**WRITTEN REQUEST**
Every line below must be reproduced exactly. Copy them all.

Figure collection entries
--- Start ---
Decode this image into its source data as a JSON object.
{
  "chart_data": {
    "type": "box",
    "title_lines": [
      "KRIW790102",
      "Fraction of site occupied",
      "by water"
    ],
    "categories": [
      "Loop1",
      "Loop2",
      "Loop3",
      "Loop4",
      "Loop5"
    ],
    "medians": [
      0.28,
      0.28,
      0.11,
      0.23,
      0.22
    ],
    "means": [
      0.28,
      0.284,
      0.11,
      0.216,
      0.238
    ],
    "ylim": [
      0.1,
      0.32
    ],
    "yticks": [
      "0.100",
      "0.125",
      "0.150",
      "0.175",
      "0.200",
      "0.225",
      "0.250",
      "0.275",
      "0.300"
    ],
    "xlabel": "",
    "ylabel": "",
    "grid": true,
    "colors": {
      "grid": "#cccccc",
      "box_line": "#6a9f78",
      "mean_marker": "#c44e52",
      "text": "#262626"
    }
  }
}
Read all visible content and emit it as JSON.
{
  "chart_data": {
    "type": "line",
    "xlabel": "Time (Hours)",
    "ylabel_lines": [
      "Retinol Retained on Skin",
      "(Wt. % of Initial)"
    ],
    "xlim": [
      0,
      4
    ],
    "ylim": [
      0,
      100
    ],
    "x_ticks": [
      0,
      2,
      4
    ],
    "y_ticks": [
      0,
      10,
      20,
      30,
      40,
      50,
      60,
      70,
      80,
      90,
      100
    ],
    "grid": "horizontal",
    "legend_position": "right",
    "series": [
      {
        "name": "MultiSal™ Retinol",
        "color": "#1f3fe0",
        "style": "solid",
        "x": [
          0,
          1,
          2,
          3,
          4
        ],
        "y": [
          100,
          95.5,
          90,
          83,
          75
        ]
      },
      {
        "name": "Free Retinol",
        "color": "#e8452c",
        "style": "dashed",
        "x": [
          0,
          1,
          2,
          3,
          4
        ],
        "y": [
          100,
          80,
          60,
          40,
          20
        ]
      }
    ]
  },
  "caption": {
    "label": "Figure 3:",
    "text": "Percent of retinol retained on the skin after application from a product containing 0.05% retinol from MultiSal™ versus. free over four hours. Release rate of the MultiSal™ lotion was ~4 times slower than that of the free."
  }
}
--- End ---
**OUTPUT BELOW**
Decode this image into its source data as a JSON object.
{
  "chart_data": {
    "type": "box",
    "title_lines": [
      "KRIW790102",
      "Fraction of site occupied",
      "by water"
    ],
    "categories": [
      "Loop1",
      "Loop2",
      "Loop3",
      "Loop4",
      "Loop5"
    ],
    "medians": [
      0.28,
      0.28,
      0.11,
      0.23,
      0.22
    ],
    "means": [
      0.28,
      0.284,
      0.11,
      0.216,
      0.238
    ],
    "ylim": [
      0.1,
      0.32
    ],
    "yticks": [
      "0.100",
      "0.125",
      "0.150",
      "0.175",
      "0.200",
      "0.225",
      "0.250",
      "0.275",
      "0.300"
    ],
    "xlabel": "",
    "ylabel": "",
    "grid": true,
    "colors": {
      "grid": "#cccccc",
      "box_line": "#6a9f78",
      "mean_marker": "#c44e52",
      "text": "#262626"
    }
  }
}
Read all visible content and emit it as JSON.
{
  "chart_data": {
    "type": "line",
    "xlabel": "Time (Hours)",
    "ylabel_lines": [
      "Retinol Retained on Skin",
      "(Wt. % of Initial)"
    ],
    "xlim": [
      0,
      4
    ],
    "ylim": [
      0,
      100
    ],
    "x_ticks": [
      0,
      2,
      4
    ],
    "y_ticks": [
      0,
      10,
      20,
      30,
      40,
      50,
      60,
      70,
      80,
      90,
      100
    ],
    "grid": "horizontal",
    "legend_position": "right",
    "series": [
      {
        "name": "MultiSal™ Retinol",
        "color": "#1f3fe0",
        "style": "solid",
        "x": [
          0,
          1,
          2,
          3,
          4
        ],
        "y": [
          100,
          95.5,
          90,
          83,
          75
        ]
      },
      {
        "name": "Free Retinol",
        "color": "#e8452c",
        "style": "dashed",
        "x": [
          0,
          1,
          2,
          3,
          4
        ],
        "y": [
          100,
          80,
          60,
          40,
          20
        ]
      }
    ]
  },
  "caption": {
    "label": "Figure 3:",
    "text": "Percent of retinol retained on the skin after application from a product containing 0.05% retinol from MultiSal™ versus. free over four hours. Release rate of the MultiSal™ lotion was ~4 times slower than that of the free."
  }
}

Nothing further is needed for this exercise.